# Directions for this task
Set each entry down verbatim, omitting images.

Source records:
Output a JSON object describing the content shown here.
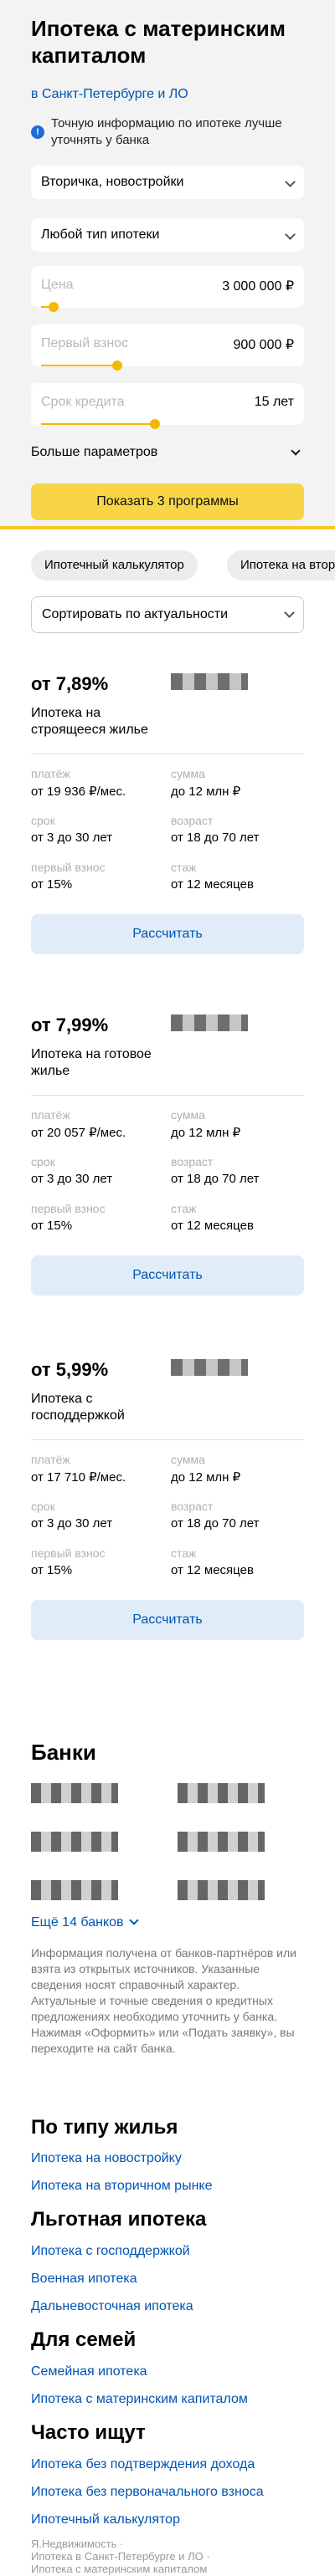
{
  "header": {
    "title": "Ипотека с материнским капиталом",
    "region_link": "в Санкт-Петербурге и ЛО",
    "info_icon": "info-icon",
    "info_text": "Точную информацию по ипотеке лучше уточнять у банка"
  },
  "filters": {
    "property_type": "Вторичка, новостройки",
    "mortgage_type": "Любой тип ипотеки",
    "price": {
      "label": "Цена",
      "value": "3 000 000 ₽",
      "level": 0.05
    },
    "down_payment": {
      "label": "Первый взнос",
      "value": "900 000 ₽",
      "level": 0.3
    },
    "term": {
      "label": "Срок кредита",
      "value": "15 лет",
      "level": 0.45
    },
    "more_params": "Больше параметров",
    "show_button": "Показать 3 программы"
  },
  "chips": [
    "Ипотечный калькулятор",
    "Ипотека на вторичное жильё"
  ],
  "sort": {
    "value": "Сортировать по актуальности"
  },
  "param_labels": {
    "payment": "платёж",
    "amount": "сумма",
    "term": "срок",
    "age": "возраст",
    "down": "первый взнос",
    "experience": "стаж"
  },
  "programs": [
    {
      "rate": "от 7,89%",
      "name": "Ипотека на строящееся жилье",
      "payment": "от 19 936 ₽/мес.",
      "amount": "до 12 млн ₽",
      "term": "от 3 до 30 лет",
      "age": "от 18 до 70 лет",
      "down": "от 15%",
      "experience": "от 12 месяцев",
      "button": "Рассчитать"
    },
    {
      "rate": "от 7,99%",
      "name": "Ипотека на готовое жилье",
      "payment": "от 20 057 ₽/мес.",
      "amount": "до 12 млн ₽",
      "term": "от 3 до 30 лет",
      "age": "от 18 до 70 лет",
      "down": "от 15%",
      "experience": "от 12 месяцев",
      "button": "Рассчитать"
    },
    {
      "rate": "от 5,99%",
      "name": "Ипотека с господдержкой",
      "payment": "от 17 710 ₽/мес.",
      "amount": "до 12 млн ₽",
      "term": "от 3 до 30 лет",
      "age": "от 18 до 70 лет",
      "down": "от 15%",
      "experience": "от 12 месяцев",
      "button": "Рассчитать"
    }
  ],
  "banks": {
    "title": "Банки",
    "more": "Ещё 14 банков",
    "disclaimer": "Информация получена от банков-партнёров или взята из открытых источников. Указанные сведения носят справочный характер. Актуальные и точные сведения о кредитных предложениях необходимо уточнить у банка. Нажимая «Оформить» или «Подать заявку», вы переходите на сайт банка."
  },
  "sections": [
    {
      "title": "По типу жилья",
      "links": [
        "Ипотека на новостройку",
        "Ипотека на вторичном рынке"
      ]
    },
    {
      "title": "Льготная ипотека",
      "links": [
        "Ипотека с господдержкой",
        "Военная ипотека",
        "Дальневосточная ипотека"
      ]
    },
    {
      "title": "Для семей",
      "links": [
        "Семейная ипотека",
        "Ипотека с материнским капиталом"
      ]
    },
    {
      "title": "Часто ищут",
      "links": [
        "Ипотека без подтверждения дохода",
        "Ипотека без первоначального взноса",
        "Ипотечный калькулятор"
      ]
    }
  ],
  "breadcrumbs": [
    "Я.Недвижимость ·",
    "Ипотека в Санкт-Петербурге и ЛО ·",
    "Ипотека с материнским капиталом"
  ]
}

# Expected answer
Output a JSON object describing the content shown here.
{
  "header": {
    "title": "Ипотека с материнским капиталом",
    "region_link": "в Санкт-Петербурге и ЛО",
    "info_icon": "info-icon",
    "info_text": "Точную информацию по ипотеке лучше уточнять у банка"
  },
  "filters": {
    "property_type": "Вторичка, новостройки",
    "mortgage_type": "Любой тип ипотеки",
    "price": {
      "label": "Цена",
      "value": "3 000 000 ₽",
      "level": 0.05
    },
    "down_payment": {
      "label": "Первый взнос",
      "value": "900 000 ₽",
      "level": 0.3
    },
    "term": {
      "label": "Срок кредита",
      "value": "15 лет",
      "level": 0.45
    },
    "more_params": "Больше параметров",
    "show_button": "Показать 3 программы"
  },
  "chips": [
    "Ипотечный калькулятор",
    "Ипотека на вторичное жильё"
  ],
  "sort": {
    "value": "Сортировать по актуальности"
  },
  "param_labels": {
    "payment": "платёж",
    "amount": "сумма",
    "term": "срок",
    "age": "возраст",
    "down": "первый взнос",
    "experience": "стаж"
  },
  "programs": [
    {
      "rate": "от 7,89%",
      "name": "Ипотека на строящееся жилье",
      "payment": "от 19 936 ₽/мес.",
      "amount": "до 12 млн ₽",
      "term": "от 3 до 30 лет",
      "age": "от 18 до 70 лет",
      "down": "от 15%",
      "experience": "от 12 месяцев",
      "button": "Рассчитать"
    },
    {
      "rate": "от 7,99%",
      "name": "Ипотека на готовое жилье",
      "payment": "от 20 057 ₽/мес.",
      "amount": "до 12 млн ₽",
      "term": "от 3 до 30 лет",
      "age": "от 18 до 70 лет",
      "down": "от 15%",
      "experience": "от 12 месяцев",
      "button": "Рассчитать"
    },
    {
      "rate": "от 5,99%",
      "name": "Ипотека с господдержкой",
      "payment": "от 17 710 ₽/мес.",
      "amount": "до 12 млн ₽",
      "term": "от 3 до 30 лет",
      "age": "от 18 до 70 лет",
      "down": "от 15%",
      "experience": "от 12 месяцев",
      "button": "Рассчитать"
    }
  ],
  "banks": {
    "title": "Банки",
    "more": "Ещё 14 банков",
    "disclaimer": "Информация получена от банков-партнёров или взята из открытых источников. Указанные сведения носят справочный характер. Актуальные и точные сведения о кредитных предложениях необходимо уточнить у банка. Нажимая «Оформить» или «Подать заявку», вы переходите на сайт банка."
  },
  "sections": [
    {
      "title": "По типу жилья",
      "links": [
        "Ипотека на новостройку",
        "Ипотека на вторичном рынке"
      ]
    },
    {
      "title": "Льготная ипотека",
      "links": [
        "Ипотека с господдержкой",
        "Военная ипотека",
        "Дальневосточная ипотека"
      ]
    },
    {
      "title": "Для семей",
      "links": [
        "Семейная ипотека",
        "Ипотека с материнским капиталом"
      ]
    },
    {
      "title": "Часто ищут",
      "links": [
        "Ипотека без подтверждения дохода",
        "Ипотека без первоначального взноса",
        "Ипотечный калькулятор"
      ]
    }
  ],
  "breadcrumbs": [
    "Я.Недвижимость ·",
    "Ипотека в Санкт-Петербурге и ЛО ·",
    "Ипотека с материнским капиталом"
  ]
}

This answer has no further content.